Written problem: Read through the data and count the lines that contain the string "Ecosystem"; give only the result.

Material for this exercise:

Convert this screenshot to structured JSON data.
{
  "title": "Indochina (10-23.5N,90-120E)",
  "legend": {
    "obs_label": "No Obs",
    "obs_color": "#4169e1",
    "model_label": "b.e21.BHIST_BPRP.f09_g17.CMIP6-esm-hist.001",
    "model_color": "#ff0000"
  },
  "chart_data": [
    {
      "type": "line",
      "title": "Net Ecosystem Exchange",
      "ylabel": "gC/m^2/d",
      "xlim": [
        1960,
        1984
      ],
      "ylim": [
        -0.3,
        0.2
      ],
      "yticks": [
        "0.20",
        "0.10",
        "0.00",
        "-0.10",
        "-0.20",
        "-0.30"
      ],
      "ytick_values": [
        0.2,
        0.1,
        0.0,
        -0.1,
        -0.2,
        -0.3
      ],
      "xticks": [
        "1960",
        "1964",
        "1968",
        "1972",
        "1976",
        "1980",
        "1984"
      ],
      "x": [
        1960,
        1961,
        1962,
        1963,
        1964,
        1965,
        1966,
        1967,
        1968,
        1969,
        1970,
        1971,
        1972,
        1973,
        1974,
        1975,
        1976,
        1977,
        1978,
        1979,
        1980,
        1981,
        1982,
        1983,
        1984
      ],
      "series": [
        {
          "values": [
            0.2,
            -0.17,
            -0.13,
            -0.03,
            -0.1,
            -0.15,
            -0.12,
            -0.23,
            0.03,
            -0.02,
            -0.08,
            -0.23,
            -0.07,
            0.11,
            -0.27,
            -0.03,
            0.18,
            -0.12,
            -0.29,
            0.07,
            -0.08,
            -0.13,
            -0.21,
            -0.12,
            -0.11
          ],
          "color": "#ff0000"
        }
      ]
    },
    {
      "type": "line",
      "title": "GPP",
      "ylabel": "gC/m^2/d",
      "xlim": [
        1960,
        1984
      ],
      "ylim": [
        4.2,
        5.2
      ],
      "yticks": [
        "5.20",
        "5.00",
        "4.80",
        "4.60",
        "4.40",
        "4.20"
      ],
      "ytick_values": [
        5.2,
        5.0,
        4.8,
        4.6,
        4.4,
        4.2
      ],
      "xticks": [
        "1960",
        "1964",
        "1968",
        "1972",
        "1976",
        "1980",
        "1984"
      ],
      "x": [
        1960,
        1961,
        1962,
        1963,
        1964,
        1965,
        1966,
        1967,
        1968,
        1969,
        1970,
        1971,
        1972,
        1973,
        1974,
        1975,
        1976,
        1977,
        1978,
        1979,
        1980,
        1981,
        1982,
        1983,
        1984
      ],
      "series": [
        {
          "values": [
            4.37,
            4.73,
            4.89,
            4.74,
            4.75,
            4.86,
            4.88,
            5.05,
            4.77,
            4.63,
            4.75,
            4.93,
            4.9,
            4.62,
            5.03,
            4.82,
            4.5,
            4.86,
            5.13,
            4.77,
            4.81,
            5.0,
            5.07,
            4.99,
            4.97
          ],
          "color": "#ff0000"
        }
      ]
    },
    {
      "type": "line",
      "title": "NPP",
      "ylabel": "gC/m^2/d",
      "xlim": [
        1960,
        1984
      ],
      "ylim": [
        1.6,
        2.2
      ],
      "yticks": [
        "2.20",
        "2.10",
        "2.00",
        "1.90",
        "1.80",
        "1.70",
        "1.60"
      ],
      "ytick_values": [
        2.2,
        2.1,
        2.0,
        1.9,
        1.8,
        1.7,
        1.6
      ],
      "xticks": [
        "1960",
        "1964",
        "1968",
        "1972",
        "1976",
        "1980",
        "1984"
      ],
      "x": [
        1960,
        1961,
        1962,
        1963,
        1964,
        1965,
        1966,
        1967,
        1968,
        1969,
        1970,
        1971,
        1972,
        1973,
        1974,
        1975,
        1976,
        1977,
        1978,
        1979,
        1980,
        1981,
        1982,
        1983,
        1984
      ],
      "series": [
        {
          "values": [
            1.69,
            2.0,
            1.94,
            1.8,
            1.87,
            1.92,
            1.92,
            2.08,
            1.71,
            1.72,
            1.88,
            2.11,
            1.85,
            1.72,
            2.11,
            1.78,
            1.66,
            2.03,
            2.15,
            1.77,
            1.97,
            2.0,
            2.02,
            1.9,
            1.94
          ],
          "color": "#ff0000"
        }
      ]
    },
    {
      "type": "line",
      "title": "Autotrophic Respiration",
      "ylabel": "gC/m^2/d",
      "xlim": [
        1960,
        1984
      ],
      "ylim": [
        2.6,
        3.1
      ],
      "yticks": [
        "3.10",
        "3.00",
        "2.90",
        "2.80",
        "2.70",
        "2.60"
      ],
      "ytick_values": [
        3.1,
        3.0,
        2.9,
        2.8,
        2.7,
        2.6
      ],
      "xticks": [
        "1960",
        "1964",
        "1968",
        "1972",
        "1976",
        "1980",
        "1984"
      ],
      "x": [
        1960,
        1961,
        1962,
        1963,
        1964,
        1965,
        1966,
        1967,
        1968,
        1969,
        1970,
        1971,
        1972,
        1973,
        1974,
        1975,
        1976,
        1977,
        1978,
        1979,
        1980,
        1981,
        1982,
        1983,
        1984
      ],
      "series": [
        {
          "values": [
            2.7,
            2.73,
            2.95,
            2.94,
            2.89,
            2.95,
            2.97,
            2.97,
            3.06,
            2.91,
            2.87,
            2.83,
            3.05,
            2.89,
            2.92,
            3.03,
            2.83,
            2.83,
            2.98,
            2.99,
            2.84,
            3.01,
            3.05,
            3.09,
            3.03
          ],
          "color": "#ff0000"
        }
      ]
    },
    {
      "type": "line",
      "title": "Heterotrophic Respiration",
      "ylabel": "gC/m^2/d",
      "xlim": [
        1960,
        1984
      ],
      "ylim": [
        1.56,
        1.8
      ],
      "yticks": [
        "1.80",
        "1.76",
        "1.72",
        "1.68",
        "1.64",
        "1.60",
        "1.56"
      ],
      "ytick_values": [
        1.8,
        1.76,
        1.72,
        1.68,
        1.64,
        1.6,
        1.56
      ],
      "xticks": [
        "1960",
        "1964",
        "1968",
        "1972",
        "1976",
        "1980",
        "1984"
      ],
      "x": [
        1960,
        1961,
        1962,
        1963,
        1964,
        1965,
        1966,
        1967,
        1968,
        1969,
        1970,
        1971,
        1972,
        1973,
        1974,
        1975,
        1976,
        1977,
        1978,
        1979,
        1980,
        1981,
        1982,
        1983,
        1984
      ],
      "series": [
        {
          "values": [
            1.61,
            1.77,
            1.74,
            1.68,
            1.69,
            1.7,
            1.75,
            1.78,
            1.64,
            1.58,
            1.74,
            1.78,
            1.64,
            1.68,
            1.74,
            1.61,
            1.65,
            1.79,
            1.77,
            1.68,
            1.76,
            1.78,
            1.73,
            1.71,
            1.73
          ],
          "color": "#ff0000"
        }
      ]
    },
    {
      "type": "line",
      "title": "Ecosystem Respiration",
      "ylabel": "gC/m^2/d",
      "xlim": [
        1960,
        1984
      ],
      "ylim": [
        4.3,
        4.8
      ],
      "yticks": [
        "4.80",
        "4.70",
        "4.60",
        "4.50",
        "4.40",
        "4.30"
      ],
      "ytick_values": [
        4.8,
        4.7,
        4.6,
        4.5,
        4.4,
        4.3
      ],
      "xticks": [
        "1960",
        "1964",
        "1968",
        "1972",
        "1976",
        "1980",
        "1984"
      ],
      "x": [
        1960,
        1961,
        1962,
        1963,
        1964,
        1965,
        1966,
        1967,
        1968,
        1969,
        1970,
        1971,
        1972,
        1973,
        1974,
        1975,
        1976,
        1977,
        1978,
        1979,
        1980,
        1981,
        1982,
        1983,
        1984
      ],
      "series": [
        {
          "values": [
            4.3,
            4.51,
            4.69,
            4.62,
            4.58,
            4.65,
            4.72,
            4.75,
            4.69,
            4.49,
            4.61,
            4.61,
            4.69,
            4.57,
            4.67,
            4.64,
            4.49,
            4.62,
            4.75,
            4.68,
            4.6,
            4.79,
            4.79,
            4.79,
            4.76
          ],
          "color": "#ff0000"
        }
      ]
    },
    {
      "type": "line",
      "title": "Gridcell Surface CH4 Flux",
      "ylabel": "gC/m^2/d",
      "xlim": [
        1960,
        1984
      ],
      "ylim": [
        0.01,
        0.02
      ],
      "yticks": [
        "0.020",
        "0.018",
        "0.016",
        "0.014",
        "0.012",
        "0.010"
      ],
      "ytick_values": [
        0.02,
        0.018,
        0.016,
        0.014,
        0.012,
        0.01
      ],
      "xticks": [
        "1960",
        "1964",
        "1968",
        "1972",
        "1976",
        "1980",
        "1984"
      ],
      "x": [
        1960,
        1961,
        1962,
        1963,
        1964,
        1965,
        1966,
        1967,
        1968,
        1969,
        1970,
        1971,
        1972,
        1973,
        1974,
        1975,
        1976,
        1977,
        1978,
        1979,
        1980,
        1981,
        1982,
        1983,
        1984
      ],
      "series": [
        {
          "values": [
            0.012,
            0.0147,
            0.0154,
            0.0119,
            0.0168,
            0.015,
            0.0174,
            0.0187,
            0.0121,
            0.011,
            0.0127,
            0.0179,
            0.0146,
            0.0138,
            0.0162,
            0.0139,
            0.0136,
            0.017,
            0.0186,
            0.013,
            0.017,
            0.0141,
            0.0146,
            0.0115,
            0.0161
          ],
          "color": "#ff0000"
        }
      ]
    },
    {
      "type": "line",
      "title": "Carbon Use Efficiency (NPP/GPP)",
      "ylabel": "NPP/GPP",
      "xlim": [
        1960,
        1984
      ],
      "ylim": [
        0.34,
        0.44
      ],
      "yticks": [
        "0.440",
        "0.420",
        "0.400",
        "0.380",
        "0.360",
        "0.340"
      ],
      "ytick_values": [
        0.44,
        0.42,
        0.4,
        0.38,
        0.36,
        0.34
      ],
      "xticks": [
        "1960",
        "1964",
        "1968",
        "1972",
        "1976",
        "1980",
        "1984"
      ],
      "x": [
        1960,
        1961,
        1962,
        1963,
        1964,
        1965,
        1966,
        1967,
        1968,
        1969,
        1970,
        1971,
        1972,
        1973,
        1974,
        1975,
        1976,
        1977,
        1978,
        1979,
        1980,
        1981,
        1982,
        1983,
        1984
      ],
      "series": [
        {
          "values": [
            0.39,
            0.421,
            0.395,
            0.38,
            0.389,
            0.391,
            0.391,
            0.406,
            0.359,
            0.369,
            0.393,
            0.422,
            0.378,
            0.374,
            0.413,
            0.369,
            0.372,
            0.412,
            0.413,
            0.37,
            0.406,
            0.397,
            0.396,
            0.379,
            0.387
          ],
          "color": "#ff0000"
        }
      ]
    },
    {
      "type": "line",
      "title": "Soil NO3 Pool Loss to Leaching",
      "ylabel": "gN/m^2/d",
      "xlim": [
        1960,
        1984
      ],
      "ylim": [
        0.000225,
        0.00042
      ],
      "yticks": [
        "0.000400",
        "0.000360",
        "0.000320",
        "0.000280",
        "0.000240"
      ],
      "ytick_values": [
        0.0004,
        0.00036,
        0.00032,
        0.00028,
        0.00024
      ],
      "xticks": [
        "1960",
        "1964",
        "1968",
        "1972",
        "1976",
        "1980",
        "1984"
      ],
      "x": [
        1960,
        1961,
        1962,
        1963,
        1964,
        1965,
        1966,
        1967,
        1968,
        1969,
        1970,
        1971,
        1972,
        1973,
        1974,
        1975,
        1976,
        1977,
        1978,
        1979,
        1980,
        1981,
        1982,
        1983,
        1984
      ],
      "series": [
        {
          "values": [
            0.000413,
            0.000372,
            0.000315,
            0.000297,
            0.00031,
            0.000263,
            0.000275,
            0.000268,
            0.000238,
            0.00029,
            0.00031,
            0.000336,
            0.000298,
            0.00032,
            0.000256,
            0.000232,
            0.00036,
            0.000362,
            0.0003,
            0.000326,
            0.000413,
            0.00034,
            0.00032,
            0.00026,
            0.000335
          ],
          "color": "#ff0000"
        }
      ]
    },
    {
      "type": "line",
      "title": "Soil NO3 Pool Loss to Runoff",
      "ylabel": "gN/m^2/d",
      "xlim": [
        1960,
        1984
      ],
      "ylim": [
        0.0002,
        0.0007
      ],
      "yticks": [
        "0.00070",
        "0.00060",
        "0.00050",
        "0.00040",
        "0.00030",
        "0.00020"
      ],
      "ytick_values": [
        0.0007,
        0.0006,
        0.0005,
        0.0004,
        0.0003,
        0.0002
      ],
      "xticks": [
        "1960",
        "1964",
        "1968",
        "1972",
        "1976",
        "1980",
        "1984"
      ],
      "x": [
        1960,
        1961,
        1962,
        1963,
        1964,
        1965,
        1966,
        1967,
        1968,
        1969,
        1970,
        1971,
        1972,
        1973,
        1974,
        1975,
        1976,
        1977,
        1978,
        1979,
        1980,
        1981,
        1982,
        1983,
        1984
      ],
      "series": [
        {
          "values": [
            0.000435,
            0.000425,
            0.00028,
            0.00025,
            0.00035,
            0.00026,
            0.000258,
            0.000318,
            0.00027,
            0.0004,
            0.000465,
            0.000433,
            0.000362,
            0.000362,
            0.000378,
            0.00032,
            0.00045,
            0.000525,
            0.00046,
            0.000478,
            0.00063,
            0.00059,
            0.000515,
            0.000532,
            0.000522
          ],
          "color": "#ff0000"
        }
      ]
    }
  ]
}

Exercise response: 2